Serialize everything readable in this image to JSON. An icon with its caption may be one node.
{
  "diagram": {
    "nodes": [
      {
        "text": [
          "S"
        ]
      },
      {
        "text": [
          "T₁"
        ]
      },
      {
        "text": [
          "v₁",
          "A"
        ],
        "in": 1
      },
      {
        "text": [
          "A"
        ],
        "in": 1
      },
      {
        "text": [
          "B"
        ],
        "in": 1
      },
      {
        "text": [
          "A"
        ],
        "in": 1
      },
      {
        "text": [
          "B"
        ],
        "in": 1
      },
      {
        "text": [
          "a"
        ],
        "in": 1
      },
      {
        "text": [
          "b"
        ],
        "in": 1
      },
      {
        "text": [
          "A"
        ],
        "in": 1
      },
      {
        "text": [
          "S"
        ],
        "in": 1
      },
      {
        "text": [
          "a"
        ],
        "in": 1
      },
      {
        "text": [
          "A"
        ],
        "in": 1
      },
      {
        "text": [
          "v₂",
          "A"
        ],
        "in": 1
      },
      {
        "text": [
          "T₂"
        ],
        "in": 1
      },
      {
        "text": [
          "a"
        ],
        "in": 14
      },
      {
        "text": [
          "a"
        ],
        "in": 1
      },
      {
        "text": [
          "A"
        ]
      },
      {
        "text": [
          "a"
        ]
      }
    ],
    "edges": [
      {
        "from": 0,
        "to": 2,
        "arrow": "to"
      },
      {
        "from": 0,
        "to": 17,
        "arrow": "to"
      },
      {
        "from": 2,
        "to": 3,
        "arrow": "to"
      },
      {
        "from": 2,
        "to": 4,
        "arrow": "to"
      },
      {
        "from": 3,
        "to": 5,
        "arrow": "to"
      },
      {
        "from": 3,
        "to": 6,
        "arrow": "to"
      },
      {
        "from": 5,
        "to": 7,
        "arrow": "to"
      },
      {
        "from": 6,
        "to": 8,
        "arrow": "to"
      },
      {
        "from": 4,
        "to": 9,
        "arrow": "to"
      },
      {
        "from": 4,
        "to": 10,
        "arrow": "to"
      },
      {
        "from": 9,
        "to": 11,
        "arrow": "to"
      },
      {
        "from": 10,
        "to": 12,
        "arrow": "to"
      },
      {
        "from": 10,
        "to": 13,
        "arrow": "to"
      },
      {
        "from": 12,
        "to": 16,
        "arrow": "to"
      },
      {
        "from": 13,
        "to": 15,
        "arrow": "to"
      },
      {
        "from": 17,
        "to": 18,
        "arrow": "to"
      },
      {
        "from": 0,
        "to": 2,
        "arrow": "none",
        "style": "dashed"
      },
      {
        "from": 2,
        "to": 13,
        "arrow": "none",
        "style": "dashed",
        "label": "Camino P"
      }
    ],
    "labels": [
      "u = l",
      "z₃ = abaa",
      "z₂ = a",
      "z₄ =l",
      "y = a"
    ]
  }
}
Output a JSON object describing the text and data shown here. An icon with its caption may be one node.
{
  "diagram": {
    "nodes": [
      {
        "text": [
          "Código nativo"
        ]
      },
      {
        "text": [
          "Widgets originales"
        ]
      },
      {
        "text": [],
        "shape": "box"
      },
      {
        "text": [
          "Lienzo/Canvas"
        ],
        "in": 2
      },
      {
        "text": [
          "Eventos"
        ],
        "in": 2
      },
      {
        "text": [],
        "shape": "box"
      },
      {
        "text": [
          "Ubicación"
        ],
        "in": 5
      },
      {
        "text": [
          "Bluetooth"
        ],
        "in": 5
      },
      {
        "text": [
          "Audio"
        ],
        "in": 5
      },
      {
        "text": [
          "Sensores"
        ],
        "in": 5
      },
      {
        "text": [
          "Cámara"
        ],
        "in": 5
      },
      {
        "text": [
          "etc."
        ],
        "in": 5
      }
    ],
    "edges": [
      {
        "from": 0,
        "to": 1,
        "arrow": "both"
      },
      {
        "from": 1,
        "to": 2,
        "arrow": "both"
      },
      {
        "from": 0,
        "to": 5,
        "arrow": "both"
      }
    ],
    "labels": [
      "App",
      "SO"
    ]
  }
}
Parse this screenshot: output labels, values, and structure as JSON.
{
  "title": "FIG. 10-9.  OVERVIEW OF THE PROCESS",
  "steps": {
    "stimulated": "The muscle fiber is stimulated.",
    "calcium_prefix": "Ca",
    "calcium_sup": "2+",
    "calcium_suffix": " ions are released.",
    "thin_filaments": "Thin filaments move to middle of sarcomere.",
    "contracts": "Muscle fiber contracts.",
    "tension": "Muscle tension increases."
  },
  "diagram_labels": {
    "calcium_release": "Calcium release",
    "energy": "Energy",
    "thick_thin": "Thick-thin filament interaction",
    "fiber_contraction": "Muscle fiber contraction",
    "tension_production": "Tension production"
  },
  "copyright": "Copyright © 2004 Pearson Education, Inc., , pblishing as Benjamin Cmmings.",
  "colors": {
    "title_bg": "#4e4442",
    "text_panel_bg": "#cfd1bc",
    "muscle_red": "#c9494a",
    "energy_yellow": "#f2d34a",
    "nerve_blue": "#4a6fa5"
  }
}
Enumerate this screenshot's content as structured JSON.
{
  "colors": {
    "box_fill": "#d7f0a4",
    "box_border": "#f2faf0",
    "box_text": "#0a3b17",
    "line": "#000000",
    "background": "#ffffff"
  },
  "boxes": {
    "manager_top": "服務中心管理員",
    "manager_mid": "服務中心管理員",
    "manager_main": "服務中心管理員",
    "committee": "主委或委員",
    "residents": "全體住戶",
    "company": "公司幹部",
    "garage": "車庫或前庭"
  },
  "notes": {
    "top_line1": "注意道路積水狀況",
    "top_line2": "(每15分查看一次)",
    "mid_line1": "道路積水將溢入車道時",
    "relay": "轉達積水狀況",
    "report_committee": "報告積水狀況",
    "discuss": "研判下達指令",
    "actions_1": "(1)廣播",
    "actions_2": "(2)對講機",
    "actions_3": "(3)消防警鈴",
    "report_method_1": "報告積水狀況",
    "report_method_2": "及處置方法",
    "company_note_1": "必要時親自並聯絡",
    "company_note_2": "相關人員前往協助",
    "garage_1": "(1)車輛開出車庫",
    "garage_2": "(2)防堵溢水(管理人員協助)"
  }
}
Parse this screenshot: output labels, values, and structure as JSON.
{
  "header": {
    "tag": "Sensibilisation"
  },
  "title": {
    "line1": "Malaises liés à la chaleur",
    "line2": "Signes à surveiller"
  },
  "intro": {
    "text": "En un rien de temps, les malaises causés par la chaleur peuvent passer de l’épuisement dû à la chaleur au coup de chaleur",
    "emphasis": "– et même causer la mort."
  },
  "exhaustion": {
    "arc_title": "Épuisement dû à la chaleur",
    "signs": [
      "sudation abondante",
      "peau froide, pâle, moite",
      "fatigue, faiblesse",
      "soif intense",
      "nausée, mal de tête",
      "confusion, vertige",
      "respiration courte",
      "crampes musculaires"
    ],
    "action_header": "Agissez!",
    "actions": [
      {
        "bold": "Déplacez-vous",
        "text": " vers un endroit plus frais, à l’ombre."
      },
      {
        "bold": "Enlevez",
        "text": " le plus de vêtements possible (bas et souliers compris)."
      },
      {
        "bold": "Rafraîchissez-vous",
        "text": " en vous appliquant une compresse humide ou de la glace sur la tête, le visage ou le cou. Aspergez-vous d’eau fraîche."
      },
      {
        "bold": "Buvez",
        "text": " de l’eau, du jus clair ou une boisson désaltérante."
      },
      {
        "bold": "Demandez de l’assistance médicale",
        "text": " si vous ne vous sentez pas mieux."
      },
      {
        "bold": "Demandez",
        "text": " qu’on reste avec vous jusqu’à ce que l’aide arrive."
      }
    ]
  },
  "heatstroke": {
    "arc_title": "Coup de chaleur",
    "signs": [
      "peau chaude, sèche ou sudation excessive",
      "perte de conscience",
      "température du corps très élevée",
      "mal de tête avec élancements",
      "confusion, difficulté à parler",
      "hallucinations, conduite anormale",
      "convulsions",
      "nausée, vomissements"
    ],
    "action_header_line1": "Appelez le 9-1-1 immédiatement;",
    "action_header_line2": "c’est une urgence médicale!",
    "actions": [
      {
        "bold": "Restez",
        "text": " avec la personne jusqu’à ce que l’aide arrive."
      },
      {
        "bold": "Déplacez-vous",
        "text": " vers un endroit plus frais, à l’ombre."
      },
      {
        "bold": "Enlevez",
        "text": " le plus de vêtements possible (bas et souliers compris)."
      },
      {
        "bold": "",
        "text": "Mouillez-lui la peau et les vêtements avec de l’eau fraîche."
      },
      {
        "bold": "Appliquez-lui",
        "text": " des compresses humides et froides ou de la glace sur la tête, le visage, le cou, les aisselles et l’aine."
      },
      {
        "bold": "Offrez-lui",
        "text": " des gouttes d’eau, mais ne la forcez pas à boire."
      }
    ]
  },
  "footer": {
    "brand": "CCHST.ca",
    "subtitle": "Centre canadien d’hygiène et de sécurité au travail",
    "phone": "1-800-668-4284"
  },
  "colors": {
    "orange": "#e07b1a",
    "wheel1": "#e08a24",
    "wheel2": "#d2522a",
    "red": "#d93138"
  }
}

● ● ●

The request: Go through the listing above and work out how many lines contain the string "peau". Reply with the number alone.

Result: 3